◆ Page extract:
▽
In re the Estate of Donaldson

OPINION OF THE COURT

Robert J. Gigante, S.

In this pending proceeding, Linda Navallo, the petitioner, *842moves for summary judgment declaring the trust and deed transfer (hereinafter referred to as the trust documents) executed by Muriel Donaldson, the decedent and petitioner’s mother, void based on fraud, undue influence and lack of mental capacity. Respondents, Diane Morelli and Stephen Donaldson, oppose summary judgment.

Summary judgment should be granted only where it is clear that no triable issue of fact exists (Matter of Goldberg, 180 AD2d 528 [1992]). It is necessary for the movant to make a prima facie showing that he or she is entitled to summary judgment as a matter of law (Zuckerman v City of New York, 49 NY2d 557 [1980]). The objectant opposing summary judgment must then present affirmative proof that their claims are real and capable of being established at trial (Stainless, Inc. v Employers Fire Ins. Co., 69 AD2d 27 [1979]). If there is any doubt as to the existence of a triable issue, the motion for summary judgment must be denied (Hantz v Fishman, 155 AD2d 415 [1989]).
△
◆ Material to process:
▽
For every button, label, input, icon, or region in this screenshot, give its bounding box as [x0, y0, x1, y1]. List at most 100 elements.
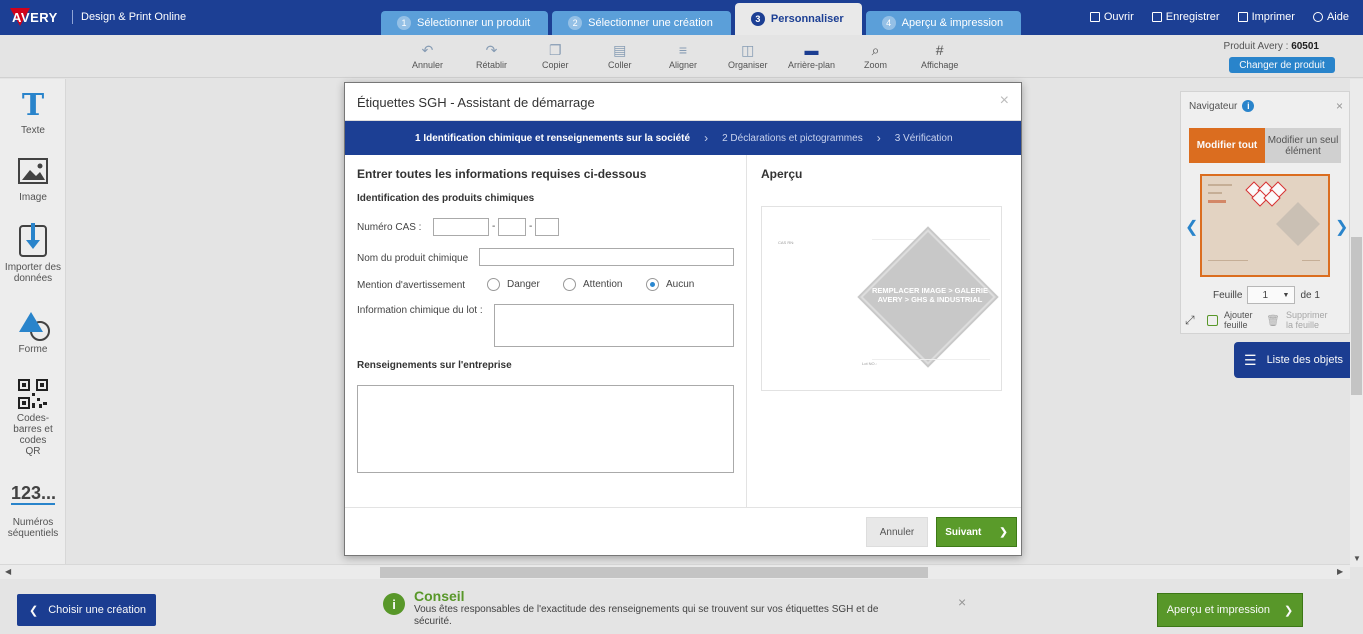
△
▽
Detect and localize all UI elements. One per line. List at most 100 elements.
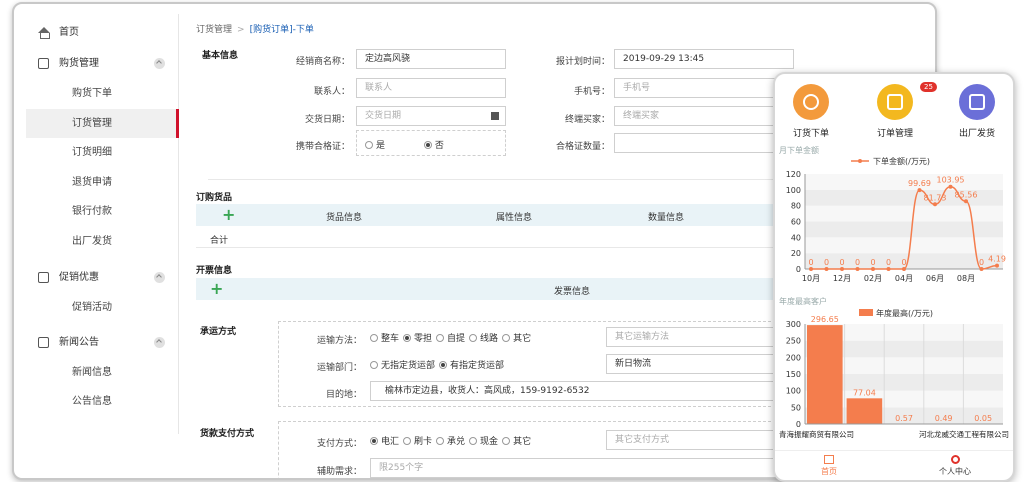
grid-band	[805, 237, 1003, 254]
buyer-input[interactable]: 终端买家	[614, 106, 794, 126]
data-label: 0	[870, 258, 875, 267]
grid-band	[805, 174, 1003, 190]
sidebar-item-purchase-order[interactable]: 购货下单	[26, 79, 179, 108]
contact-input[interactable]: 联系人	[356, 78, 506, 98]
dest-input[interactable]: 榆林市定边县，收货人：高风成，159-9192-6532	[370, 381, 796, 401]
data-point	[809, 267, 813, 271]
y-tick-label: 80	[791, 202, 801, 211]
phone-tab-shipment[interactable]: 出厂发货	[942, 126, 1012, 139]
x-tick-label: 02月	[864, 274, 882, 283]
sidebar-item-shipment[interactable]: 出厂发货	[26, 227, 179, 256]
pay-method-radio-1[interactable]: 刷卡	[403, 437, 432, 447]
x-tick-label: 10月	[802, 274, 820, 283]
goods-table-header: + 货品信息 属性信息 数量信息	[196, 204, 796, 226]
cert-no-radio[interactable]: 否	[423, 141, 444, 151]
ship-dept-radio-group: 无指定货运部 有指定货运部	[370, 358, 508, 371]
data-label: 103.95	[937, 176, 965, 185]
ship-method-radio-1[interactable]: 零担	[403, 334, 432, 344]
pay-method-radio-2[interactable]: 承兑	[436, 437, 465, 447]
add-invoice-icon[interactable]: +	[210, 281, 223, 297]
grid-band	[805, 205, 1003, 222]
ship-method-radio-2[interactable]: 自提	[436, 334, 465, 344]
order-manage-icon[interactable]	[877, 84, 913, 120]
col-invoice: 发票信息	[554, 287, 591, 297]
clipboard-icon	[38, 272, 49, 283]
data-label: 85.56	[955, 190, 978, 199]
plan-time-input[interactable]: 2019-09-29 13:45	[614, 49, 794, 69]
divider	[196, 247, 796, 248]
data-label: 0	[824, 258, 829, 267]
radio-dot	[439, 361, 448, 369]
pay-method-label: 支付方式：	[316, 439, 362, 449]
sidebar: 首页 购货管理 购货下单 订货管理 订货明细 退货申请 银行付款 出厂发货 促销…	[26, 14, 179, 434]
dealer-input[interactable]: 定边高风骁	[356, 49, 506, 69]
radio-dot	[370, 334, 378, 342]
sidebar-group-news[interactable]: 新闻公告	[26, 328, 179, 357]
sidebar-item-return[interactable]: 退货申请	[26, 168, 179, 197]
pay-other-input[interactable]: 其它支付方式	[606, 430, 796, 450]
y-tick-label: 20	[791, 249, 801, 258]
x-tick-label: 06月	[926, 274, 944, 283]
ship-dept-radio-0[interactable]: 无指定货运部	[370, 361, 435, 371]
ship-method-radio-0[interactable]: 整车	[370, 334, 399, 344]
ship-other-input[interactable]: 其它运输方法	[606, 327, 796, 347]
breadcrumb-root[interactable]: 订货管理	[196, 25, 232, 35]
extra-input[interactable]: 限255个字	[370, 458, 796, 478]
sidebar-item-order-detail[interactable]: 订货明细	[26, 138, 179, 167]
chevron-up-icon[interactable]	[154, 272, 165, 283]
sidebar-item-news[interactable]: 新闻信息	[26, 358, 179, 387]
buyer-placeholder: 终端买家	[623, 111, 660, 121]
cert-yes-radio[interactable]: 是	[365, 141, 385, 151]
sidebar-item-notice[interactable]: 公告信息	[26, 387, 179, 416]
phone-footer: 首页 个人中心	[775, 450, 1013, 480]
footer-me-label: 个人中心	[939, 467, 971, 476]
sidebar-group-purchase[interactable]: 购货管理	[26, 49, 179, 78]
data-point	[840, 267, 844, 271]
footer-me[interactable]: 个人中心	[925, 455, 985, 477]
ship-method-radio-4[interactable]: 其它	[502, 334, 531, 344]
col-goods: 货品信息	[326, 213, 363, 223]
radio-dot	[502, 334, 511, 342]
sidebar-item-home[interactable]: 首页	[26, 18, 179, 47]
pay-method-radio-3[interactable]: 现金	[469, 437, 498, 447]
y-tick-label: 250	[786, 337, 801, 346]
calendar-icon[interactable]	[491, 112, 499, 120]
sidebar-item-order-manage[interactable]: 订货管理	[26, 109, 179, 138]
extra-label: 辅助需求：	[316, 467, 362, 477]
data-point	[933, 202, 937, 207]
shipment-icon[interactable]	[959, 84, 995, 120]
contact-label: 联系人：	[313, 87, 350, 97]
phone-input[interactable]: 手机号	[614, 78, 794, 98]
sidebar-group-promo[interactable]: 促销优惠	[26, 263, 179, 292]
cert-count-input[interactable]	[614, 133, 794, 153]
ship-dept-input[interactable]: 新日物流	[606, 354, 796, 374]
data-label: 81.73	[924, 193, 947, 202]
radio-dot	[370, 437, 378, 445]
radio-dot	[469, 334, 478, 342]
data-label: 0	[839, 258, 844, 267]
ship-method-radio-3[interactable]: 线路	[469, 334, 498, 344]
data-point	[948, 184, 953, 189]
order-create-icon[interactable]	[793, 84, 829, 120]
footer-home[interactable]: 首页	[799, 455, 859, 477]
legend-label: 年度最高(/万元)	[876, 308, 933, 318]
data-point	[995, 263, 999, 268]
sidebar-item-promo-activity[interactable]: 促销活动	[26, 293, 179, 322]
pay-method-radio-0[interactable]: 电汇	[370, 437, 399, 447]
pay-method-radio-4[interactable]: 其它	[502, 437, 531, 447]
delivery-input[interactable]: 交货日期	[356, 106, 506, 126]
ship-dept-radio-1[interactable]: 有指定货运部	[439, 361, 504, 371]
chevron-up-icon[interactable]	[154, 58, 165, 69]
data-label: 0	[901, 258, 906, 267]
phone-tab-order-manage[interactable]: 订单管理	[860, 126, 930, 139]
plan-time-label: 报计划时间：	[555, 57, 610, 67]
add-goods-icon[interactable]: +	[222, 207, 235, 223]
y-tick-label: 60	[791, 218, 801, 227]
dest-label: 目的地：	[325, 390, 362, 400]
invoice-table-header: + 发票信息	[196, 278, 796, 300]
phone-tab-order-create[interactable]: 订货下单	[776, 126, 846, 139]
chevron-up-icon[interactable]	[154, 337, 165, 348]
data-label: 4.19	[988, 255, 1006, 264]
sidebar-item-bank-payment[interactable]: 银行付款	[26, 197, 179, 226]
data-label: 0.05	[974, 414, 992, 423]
△
▽
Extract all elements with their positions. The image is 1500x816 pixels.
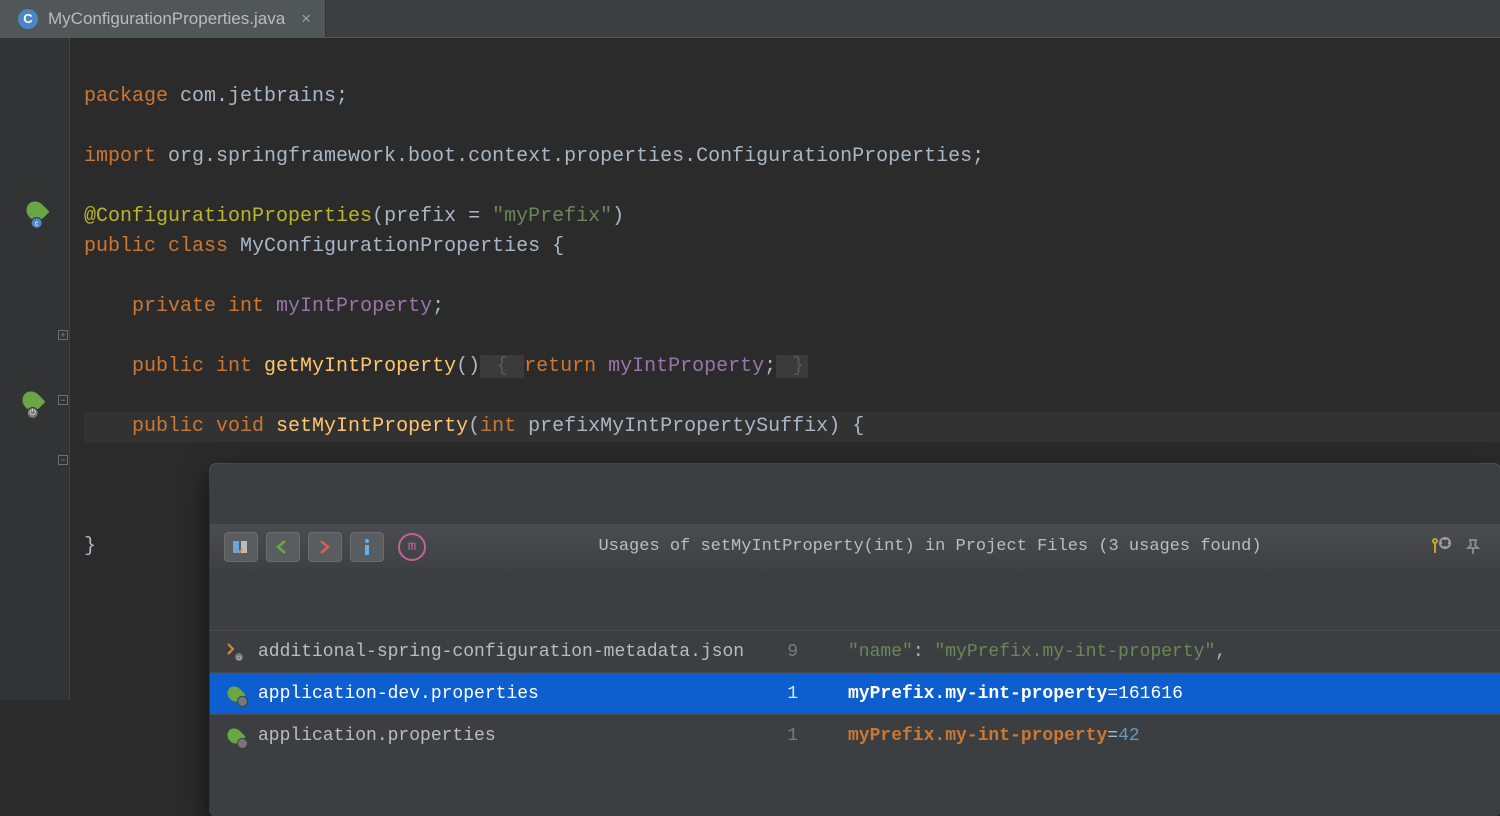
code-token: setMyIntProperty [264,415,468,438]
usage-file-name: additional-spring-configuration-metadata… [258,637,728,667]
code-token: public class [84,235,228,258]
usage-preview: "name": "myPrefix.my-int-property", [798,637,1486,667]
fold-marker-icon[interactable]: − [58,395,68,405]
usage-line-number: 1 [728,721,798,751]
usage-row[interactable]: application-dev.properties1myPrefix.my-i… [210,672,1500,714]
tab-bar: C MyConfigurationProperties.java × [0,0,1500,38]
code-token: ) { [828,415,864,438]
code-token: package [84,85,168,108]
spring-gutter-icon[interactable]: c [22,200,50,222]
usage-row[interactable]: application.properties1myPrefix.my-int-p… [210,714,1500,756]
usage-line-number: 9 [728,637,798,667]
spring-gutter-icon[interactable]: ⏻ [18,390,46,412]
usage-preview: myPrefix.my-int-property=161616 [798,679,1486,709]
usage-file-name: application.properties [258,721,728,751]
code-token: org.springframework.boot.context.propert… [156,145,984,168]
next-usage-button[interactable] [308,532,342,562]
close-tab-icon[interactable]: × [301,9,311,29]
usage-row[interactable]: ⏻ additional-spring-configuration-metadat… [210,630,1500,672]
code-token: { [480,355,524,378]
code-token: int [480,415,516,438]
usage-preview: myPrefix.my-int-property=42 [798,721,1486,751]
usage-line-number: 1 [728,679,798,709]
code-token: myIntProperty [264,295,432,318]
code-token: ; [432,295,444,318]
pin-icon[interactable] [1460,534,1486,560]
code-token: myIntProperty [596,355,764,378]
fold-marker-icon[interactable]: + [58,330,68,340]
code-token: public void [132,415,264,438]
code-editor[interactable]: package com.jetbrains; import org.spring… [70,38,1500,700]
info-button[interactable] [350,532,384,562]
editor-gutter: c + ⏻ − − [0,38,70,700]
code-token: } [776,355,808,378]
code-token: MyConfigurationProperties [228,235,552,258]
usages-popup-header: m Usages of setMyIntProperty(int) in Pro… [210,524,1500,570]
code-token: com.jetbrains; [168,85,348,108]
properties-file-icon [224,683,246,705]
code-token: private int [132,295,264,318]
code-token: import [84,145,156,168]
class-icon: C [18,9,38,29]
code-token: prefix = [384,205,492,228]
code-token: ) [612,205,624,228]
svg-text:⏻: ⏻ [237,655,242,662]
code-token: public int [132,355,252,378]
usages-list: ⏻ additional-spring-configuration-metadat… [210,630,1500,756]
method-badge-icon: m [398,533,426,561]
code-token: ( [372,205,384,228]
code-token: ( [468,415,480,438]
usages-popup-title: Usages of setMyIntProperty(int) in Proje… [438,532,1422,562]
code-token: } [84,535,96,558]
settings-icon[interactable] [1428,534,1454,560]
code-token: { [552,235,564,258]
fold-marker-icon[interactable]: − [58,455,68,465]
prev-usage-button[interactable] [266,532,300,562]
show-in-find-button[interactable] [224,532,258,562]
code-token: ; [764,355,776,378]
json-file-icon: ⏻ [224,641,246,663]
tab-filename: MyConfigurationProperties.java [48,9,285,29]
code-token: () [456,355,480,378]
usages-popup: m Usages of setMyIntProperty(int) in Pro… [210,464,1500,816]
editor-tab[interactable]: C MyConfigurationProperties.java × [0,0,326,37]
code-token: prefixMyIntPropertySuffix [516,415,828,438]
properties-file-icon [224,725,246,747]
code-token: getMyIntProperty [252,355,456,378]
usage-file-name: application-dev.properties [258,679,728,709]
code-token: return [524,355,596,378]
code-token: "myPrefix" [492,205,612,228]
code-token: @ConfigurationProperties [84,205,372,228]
△
◆ Required tasks:
(1) In the court opinion, who are the respondents opposing summary judgment?
(2) Format the records between the line holding "Extract all elements" and the line holding "usage-line-number: 1 [728,721,798,751]", inclusive, as a Markdown table with the columns Number and Record line, leaving out the pictures.
The court opinion and the records have no connection to each other.

◆ Worked answers:
(1) Diane Morelli and Stephen Donaldson.

(2)
| Number | Record line |
|---|---|
| 1 | Extract all elements with their positions. The image is 1500x816 pixels. |
| 2 | code-token: setMyIntProperty [264,415,468,438] |
| 3 | usage-file-name: additional-spring-configuration-metadata… [258,637,728,667] |
| 4 | code-token: public class [84,235,228,258] |
| 5 | usage-preview: "name": "myPrefix.my-int-property", [798,637,1486,667] |
| 6 | fold-marker-icon[interactable]: − [58,395,68,405] |
| 7 | usage-line-number: 1 [728,721,798,751] |